# [EXTRACTED ENTRIES]
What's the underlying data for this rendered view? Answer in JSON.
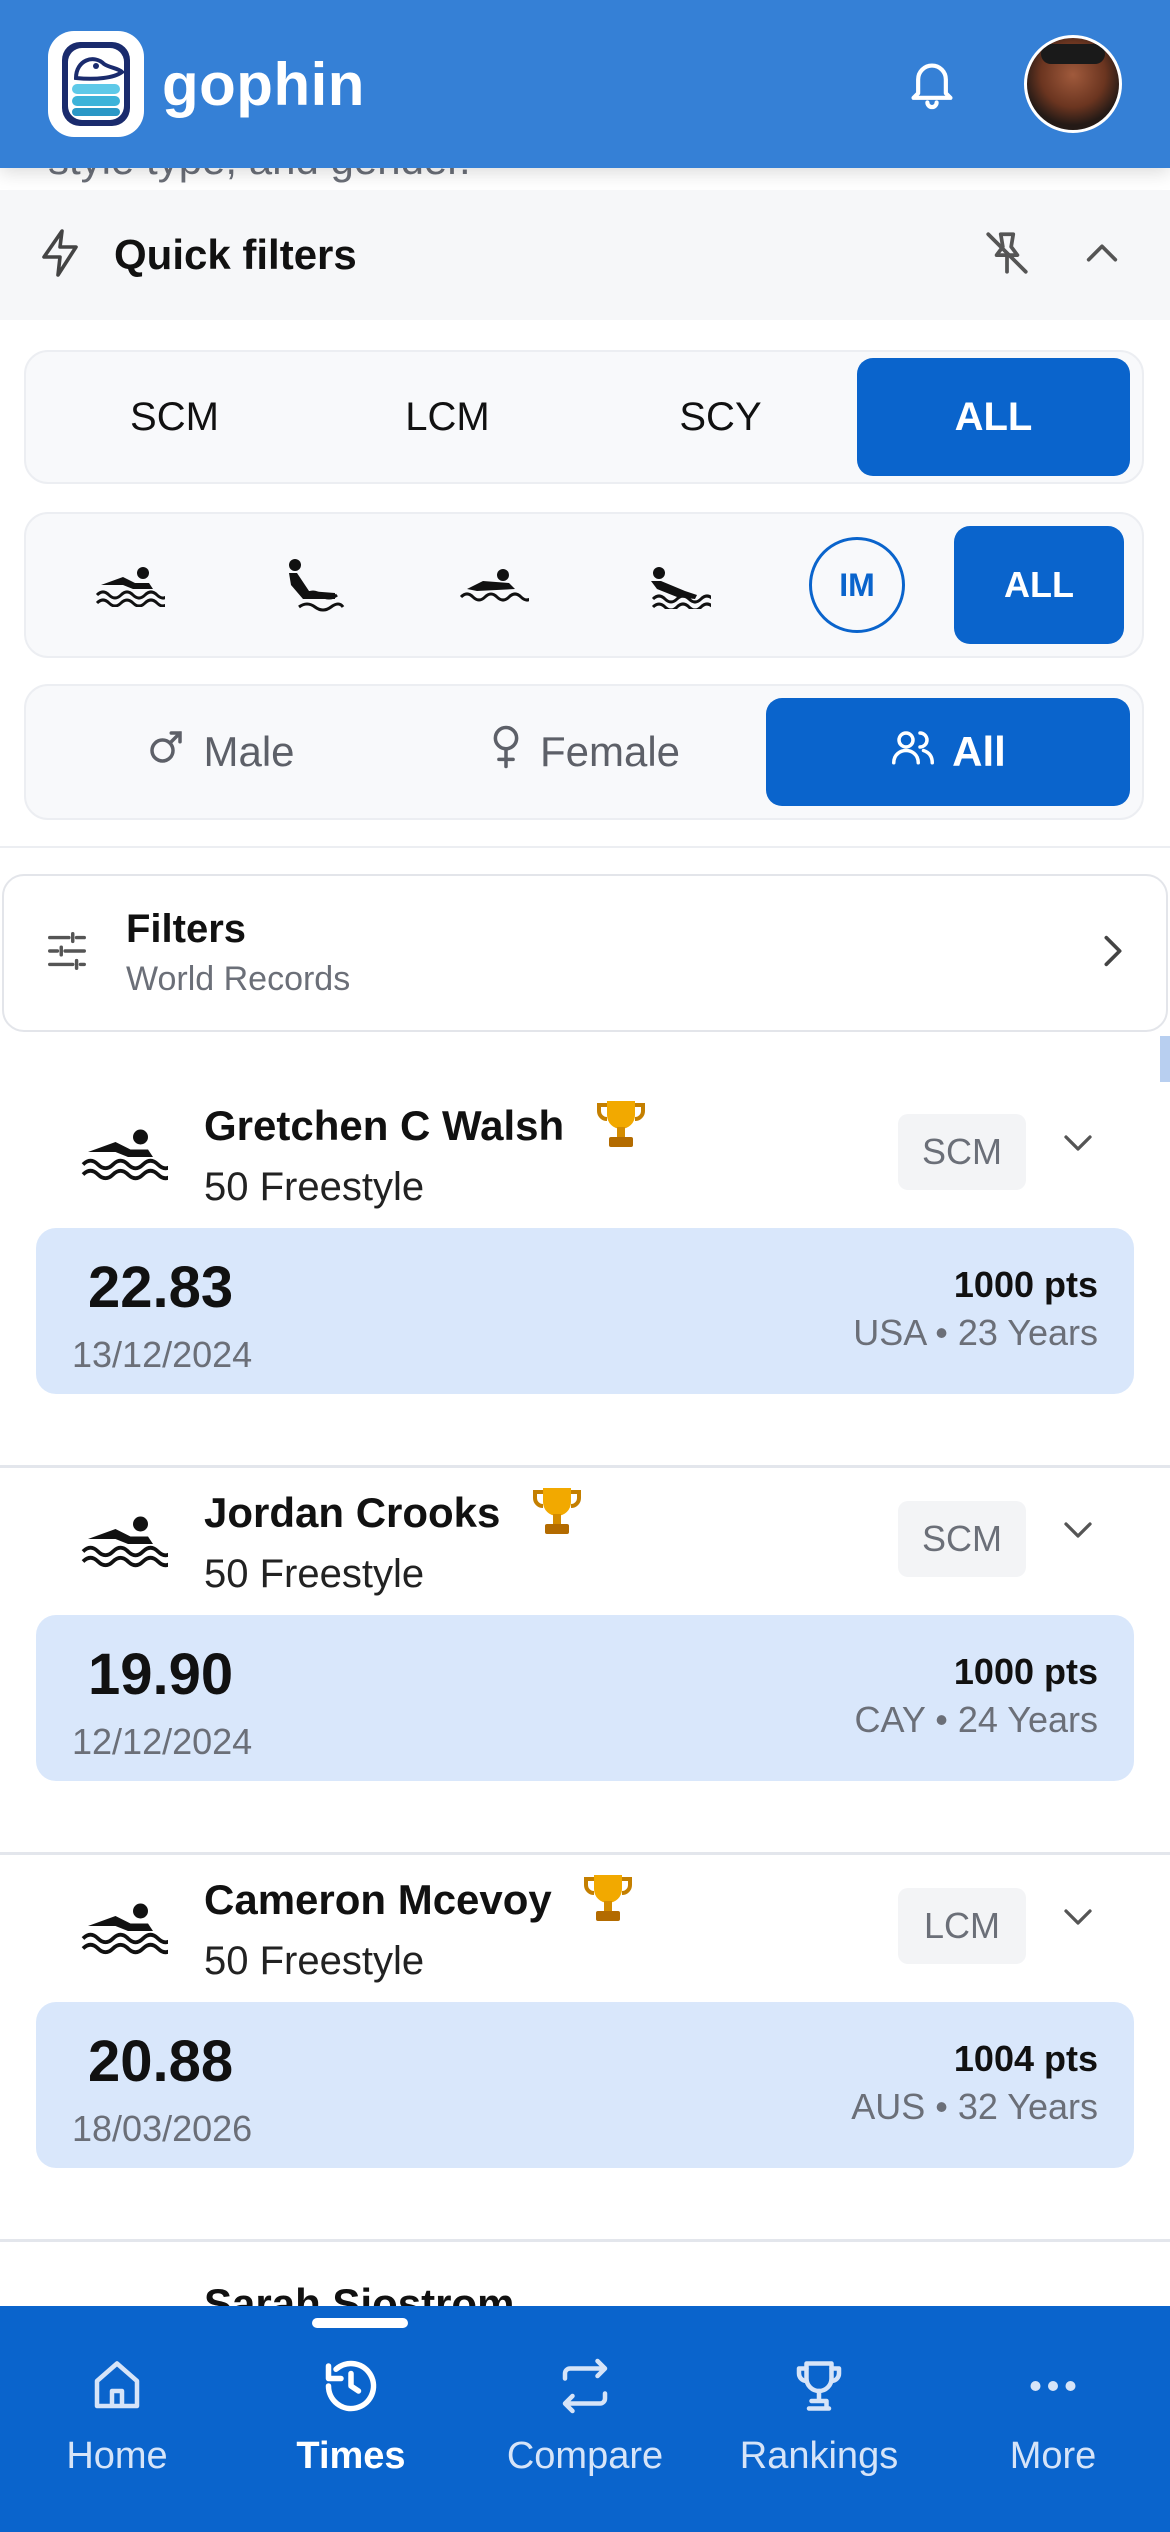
{
  "header": {
    "brand": "gophin",
    "colors": {
      "bar": "#3580d6",
      "accent": "#0a64cc"
    },
    "icons": [
      "gophin-logo",
      "bell-icon",
      "avatar"
    ]
  },
  "page": {
    "cut_subtitle": "style type, and gender."
  },
  "quick_filters": {
    "title": "Quick filters",
    "course": {
      "options": [
        "SCM",
        "LCM",
        "SCY",
        "ALL"
      ],
      "selected": "ALL"
    },
    "strokes": {
      "options": [
        "freestyle",
        "backstroke",
        "breaststroke",
        "butterfly",
        "IM",
        "ALL"
      ],
      "im_label": "IM",
      "all_label": "ALL",
      "selected": "ALL"
    },
    "gender": {
      "male": "Male",
      "female": "Female",
      "all": "All",
      "selected": "All"
    }
  },
  "filters": {
    "title": "Filters",
    "subtitle": "World Records"
  },
  "results": [
    {
      "name": "Gretchen C Walsh",
      "event": "50 Freestyle",
      "course": "SCM",
      "time": "22.83",
      "date": "13/12/2024",
      "points": "1000 pts",
      "meta": "USA • 23 Years"
    },
    {
      "name": "Jordan Crooks",
      "event": "50 Freestyle",
      "course": "SCM",
      "time": "19.90",
      "date": "12/12/2024",
      "points": "1000 pts",
      "meta": "CAY • 24 Years"
    },
    {
      "name": "Cameron Mcevoy",
      "event": "50 Freestyle",
      "course": "LCM",
      "time": "20.88",
      "date": "18/03/2026",
      "points": "1004 pts",
      "meta": "AUS • 32 Years"
    }
  ],
  "partial_next": "Sarah Sjostrom",
  "nav": {
    "items": [
      {
        "label": "Home",
        "icon": "home-icon"
      },
      {
        "label": "Times",
        "icon": "history-icon"
      },
      {
        "label": "Compare",
        "icon": "compare-icon"
      },
      {
        "label": "Rankings",
        "icon": "trophy-icon"
      },
      {
        "label": "More",
        "icon": "more-icon"
      }
    ],
    "active": "Times"
  }
}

# [WHAT THIS TASK INVOLVES]
Return each line from the material above exactly, but not the pictures.

# [FINISHED TASK]
What's the underlying data for this rendered view? Answer in JSON.
{
  "header": {
    "brand": "gophin",
    "colors": {
      "bar": "#3580d6",
      "accent": "#0a64cc"
    },
    "icons": [
      "gophin-logo",
      "bell-icon",
      "avatar"
    ]
  },
  "page": {
    "cut_subtitle": "style type, and gender."
  },
  "quick_filters": {
    "title": "Quick filters",
    "course": {
      "options": [
        "SCM",
        "LCM",
        "SCY",
        "ALL"
      ],
      "selected": "ALL"
    },
    "strokes": {
      "options": [
        "freestyle",
        "backstroke",
        "breaststroke",
        "butterfly",
        "IM",
        "ALL"
      ],
      "im_label": "IM",
      "all_label": "ALL",
      "selected": "ALL"
    },
    "gender": {
      "male": "Male",
      "female": "Female",
      "all": "All",
      "selected": "All"
    }
  },
  "filters": {
    "title": "Filters",
    "subtitle": "World Records"
  },
  "results": [
    {
      "name": "Gretchen C Walsh",
      "event": "50 Freestyle",
      "course": "SCM",
      "time": "22.83",
      "date": "13/12/2024",
      "points": "1000 pts",
      "meta": "USA • 23 Years"
    },
    {
      "name": "Jordan Crooks",
      "event": "50 Freestyle",
      "course": "SCM",
      "time": "19.90",
      "date": "12/12/2024",
      "points": "1000 pts",
      "meta": "CAY • 24 Years"
    },
    {
      "name": "Cameron Mcevoy",
      "event": "50 Freestyle",
      "course": "LCM",
      "time": "20.88",
      "date": "18/03/2026",
      "points": "1004 pts",
      "meta": "AUS • 32 Years"
    }
  ],
  "partial_next": "Sarah Sjostrom",
  "nav": {
    "items": [
      {
        "label": "Home",
        "icon": "home-icon"
      },
      {
        "label": "Times",
        "icon": "history-icon"
      },
      {
        "label": "Compare",
        "icon": "compare-icon"
      },
      {
        "label": "Rankings",
        "icon": "trophy-icon"
      },
      {
        "label": "More",
        "icon": "more-icon"
      }
    ],
    "active": "Times"
  }
}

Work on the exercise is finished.